## Start MATERIAL FOR THIS EXERCISE
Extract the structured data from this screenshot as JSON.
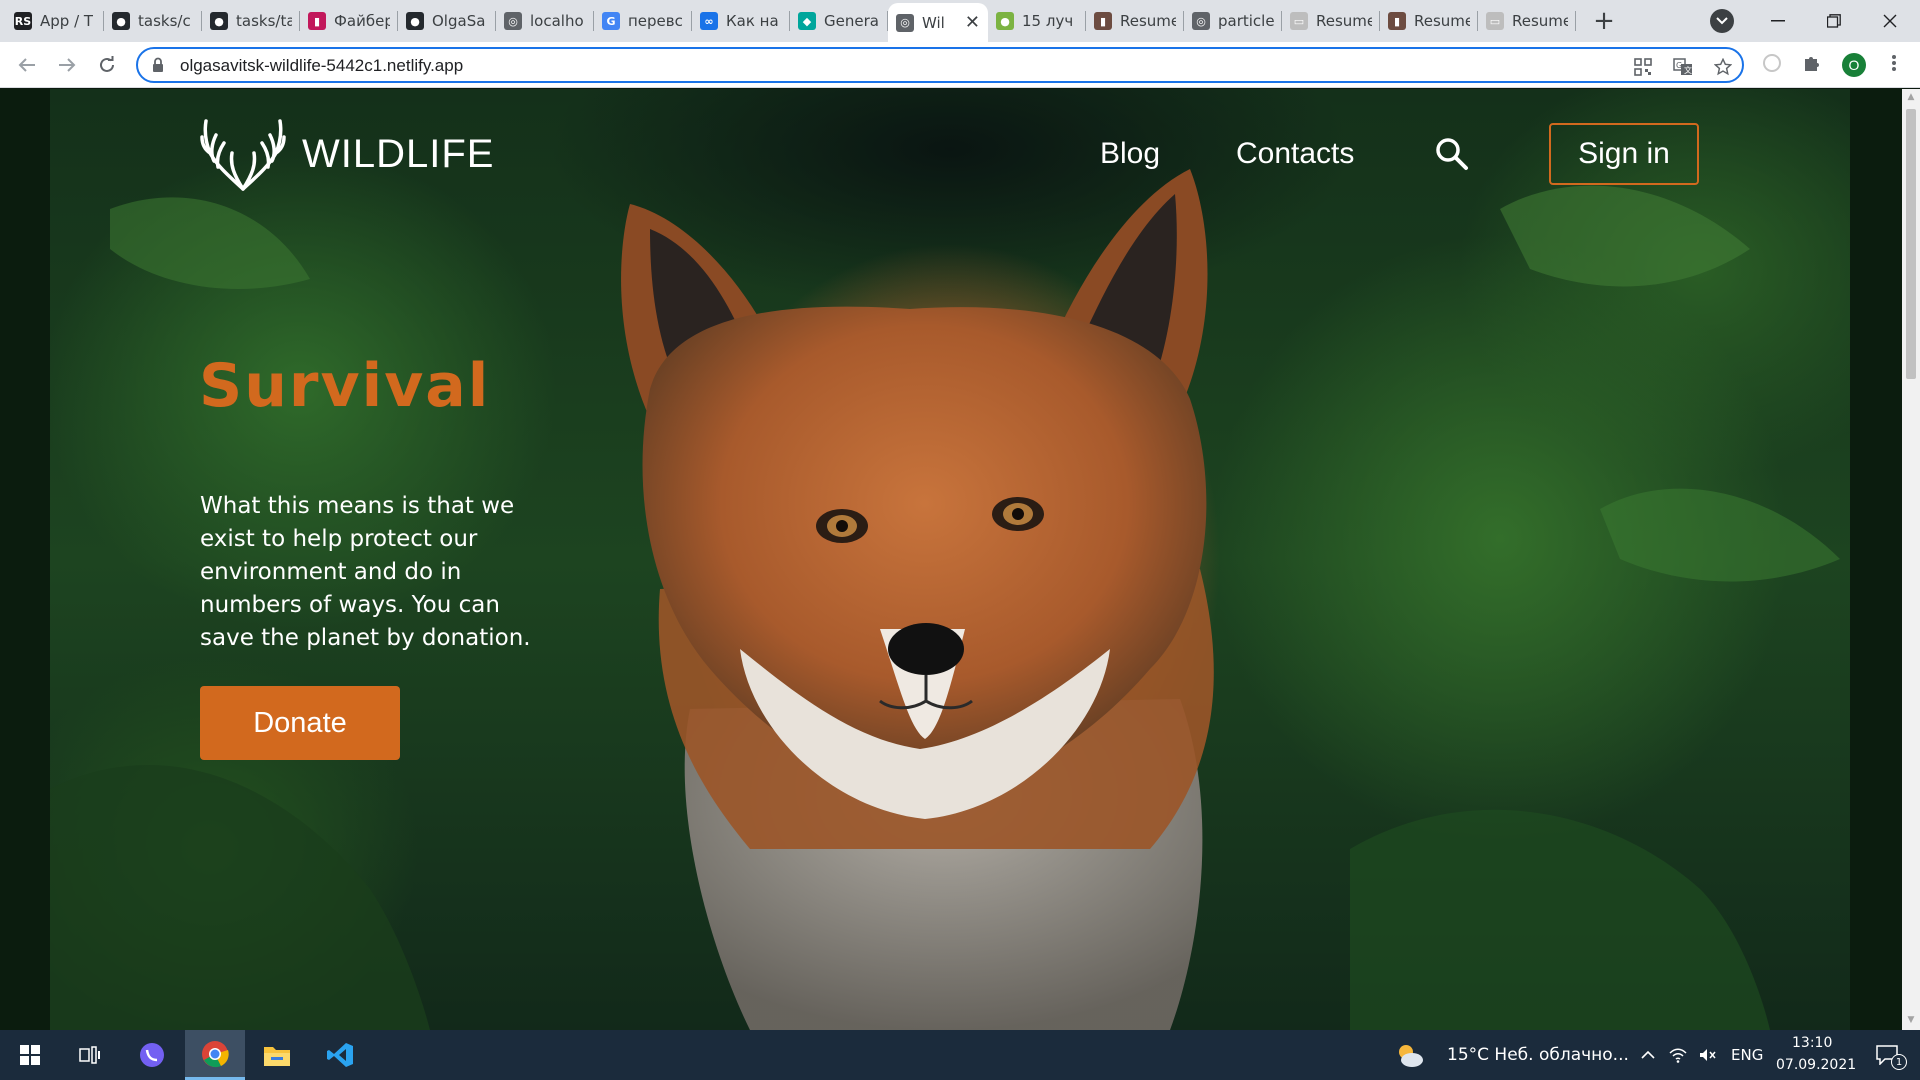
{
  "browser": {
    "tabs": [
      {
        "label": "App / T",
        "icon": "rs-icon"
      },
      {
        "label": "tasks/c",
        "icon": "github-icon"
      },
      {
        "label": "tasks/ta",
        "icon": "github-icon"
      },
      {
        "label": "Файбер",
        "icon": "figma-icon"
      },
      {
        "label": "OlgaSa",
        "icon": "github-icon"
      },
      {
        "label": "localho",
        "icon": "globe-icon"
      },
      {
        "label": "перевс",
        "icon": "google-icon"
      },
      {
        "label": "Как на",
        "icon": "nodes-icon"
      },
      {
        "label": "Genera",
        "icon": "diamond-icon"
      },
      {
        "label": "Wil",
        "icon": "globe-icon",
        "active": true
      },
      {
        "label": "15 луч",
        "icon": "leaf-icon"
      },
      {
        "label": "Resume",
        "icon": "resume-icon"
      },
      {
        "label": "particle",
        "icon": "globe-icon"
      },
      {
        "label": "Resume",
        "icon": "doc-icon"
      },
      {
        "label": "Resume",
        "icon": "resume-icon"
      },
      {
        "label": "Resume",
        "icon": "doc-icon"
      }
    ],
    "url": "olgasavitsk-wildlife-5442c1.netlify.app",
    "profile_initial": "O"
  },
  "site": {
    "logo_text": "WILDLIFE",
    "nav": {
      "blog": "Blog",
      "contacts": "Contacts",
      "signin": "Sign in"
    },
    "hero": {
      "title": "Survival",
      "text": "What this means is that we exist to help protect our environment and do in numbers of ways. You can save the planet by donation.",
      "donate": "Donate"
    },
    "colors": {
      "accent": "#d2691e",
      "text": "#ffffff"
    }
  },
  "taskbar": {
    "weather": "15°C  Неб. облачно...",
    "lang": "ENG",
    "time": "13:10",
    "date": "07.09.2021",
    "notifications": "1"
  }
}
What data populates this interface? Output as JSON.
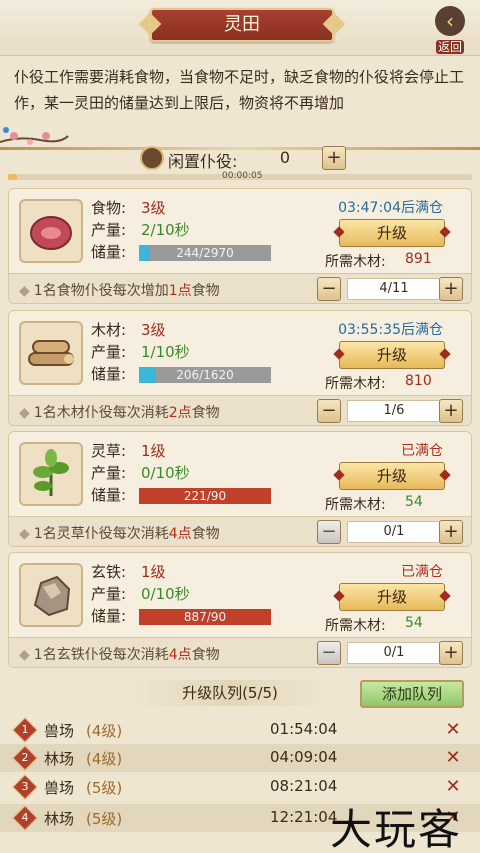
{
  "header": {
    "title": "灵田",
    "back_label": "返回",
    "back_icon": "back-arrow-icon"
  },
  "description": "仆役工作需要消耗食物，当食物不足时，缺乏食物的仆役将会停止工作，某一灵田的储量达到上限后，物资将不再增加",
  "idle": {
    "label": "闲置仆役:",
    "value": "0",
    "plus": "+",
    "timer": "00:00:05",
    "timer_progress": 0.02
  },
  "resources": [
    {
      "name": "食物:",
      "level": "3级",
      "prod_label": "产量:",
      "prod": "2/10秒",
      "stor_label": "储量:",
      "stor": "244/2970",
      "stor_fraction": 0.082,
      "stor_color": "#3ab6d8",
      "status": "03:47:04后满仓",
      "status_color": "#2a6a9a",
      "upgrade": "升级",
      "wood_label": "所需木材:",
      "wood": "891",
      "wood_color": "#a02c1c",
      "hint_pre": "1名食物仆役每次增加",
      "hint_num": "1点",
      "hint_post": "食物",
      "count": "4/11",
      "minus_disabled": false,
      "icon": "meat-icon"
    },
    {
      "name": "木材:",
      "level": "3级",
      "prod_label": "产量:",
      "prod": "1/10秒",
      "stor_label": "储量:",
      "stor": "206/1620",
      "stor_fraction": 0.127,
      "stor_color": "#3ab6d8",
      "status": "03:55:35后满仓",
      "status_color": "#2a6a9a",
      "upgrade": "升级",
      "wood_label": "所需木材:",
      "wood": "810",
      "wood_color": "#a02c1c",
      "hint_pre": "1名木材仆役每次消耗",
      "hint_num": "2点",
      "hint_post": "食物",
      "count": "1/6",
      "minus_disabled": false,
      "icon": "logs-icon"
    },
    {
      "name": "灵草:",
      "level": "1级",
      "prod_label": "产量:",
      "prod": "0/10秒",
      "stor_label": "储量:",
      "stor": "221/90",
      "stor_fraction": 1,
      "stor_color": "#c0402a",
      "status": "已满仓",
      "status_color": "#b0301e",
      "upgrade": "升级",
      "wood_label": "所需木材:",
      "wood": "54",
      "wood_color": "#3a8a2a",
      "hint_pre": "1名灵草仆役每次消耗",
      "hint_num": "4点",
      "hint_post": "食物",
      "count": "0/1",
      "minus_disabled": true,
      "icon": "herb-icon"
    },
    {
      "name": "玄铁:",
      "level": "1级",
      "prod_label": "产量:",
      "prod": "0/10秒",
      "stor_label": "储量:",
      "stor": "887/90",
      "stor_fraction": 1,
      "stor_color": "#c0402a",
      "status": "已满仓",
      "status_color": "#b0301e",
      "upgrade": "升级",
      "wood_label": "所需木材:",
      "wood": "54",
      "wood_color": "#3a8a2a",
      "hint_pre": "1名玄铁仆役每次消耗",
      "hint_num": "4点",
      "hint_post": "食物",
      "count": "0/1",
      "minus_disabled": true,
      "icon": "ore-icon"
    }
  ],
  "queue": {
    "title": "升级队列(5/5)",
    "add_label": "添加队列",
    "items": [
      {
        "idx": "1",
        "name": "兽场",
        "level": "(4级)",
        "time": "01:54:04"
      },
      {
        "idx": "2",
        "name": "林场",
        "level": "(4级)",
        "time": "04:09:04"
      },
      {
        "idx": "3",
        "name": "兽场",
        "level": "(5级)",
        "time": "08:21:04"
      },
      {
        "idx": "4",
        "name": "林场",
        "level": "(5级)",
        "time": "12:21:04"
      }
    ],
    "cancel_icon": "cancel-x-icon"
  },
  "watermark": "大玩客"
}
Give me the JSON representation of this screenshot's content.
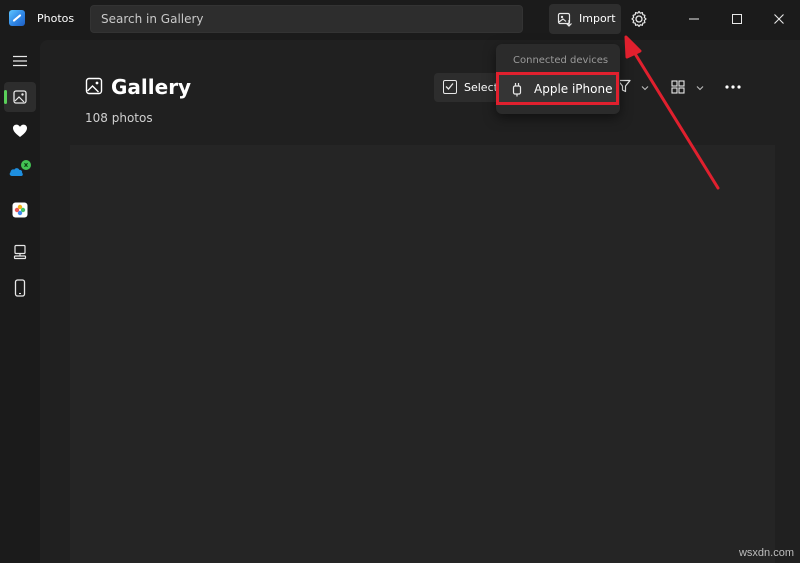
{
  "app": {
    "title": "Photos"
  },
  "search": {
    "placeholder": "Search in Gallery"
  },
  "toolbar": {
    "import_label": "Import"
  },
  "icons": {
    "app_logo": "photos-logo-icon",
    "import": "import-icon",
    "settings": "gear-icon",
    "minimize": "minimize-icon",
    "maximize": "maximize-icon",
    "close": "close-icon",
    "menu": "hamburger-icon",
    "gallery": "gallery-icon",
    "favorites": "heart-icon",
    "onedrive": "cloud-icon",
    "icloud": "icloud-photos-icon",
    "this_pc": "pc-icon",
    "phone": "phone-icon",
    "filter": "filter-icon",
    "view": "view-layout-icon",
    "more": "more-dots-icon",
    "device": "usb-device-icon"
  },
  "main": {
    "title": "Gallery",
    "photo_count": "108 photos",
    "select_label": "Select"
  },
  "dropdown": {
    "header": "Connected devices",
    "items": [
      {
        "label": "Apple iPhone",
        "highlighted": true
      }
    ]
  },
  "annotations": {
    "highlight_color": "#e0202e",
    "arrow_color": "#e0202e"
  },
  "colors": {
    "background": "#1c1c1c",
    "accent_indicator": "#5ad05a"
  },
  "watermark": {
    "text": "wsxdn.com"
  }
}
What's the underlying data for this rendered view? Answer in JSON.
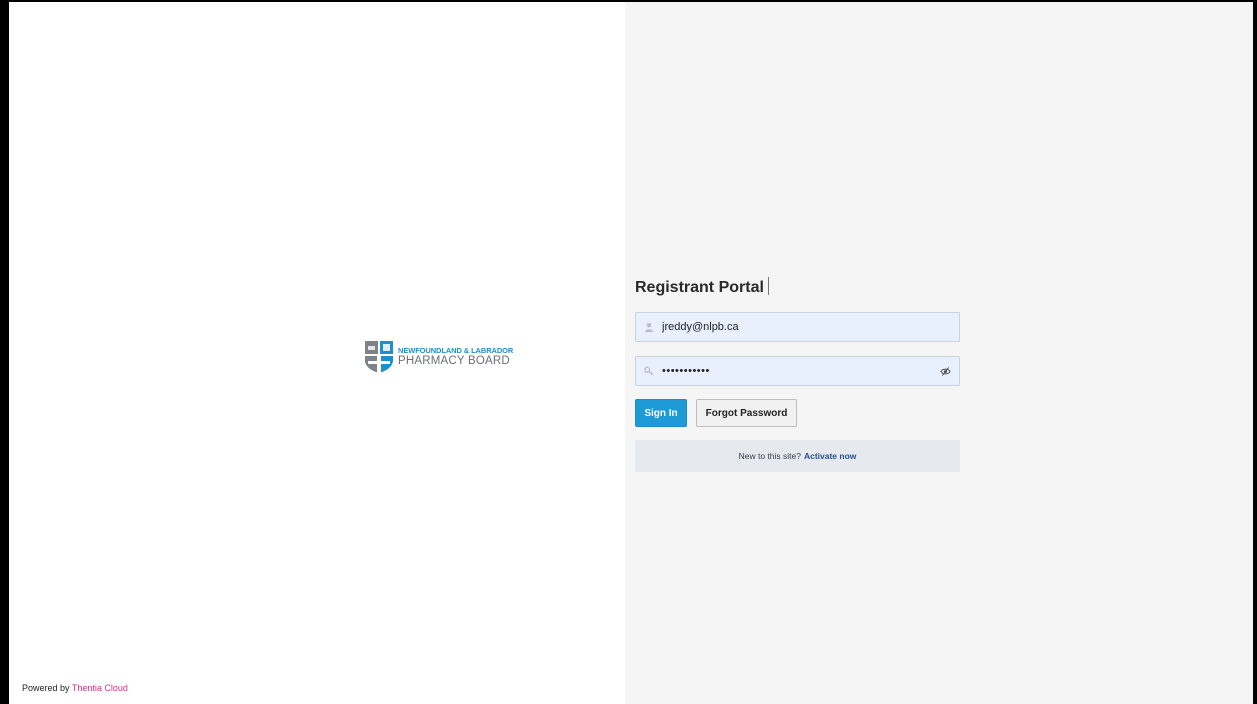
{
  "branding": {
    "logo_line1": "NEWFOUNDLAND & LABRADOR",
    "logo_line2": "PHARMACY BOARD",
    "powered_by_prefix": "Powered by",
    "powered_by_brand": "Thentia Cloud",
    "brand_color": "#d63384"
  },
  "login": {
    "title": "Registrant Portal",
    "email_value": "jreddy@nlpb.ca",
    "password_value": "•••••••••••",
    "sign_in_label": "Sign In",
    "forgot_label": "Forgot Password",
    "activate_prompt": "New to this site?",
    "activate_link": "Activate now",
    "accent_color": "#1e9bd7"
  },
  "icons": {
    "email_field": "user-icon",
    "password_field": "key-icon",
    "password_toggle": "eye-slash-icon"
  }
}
## End MATERIAL FOR THIS EXERCISE
■ **WHAT YOU HAVE TO DO**
Find the line containing "What's the underlying" in the listing above. Restate it and every line after it, word for word, through the final line, leaving out the pictures.

■ **FINAL ANSWER**
What's the underlying data for this rendered view? Answer in JSON.
{
  "branding": {
    "logo_line1": "NEWFOUNDLAND & LABRADOR",
    "logo_line2": "PHARMACY BOARD",
    "powered_by_prefix": "Powered by",
    "powered_by_brand": "Thentia Cloud",
    "brand_color": "#d63384"
  },
  "login": {
    "title": "Registrant Portal",
    "email_value": "jreddy@nlpb.ca",
    "password_value": "•••••••••••",
    "sign_in_label": "Sign In",
    "forgot_label": "Forgot Password",
    "activate_prompt": "New to this site?",
    "activate_link": "Activate now",
    "accent_color": "#1e9bd7"
  },
  "icons": {
    "email_field": "user-icon",
    "password_field": "key-icon",
    "password_toggle": "eye-slash-icon"
  }
}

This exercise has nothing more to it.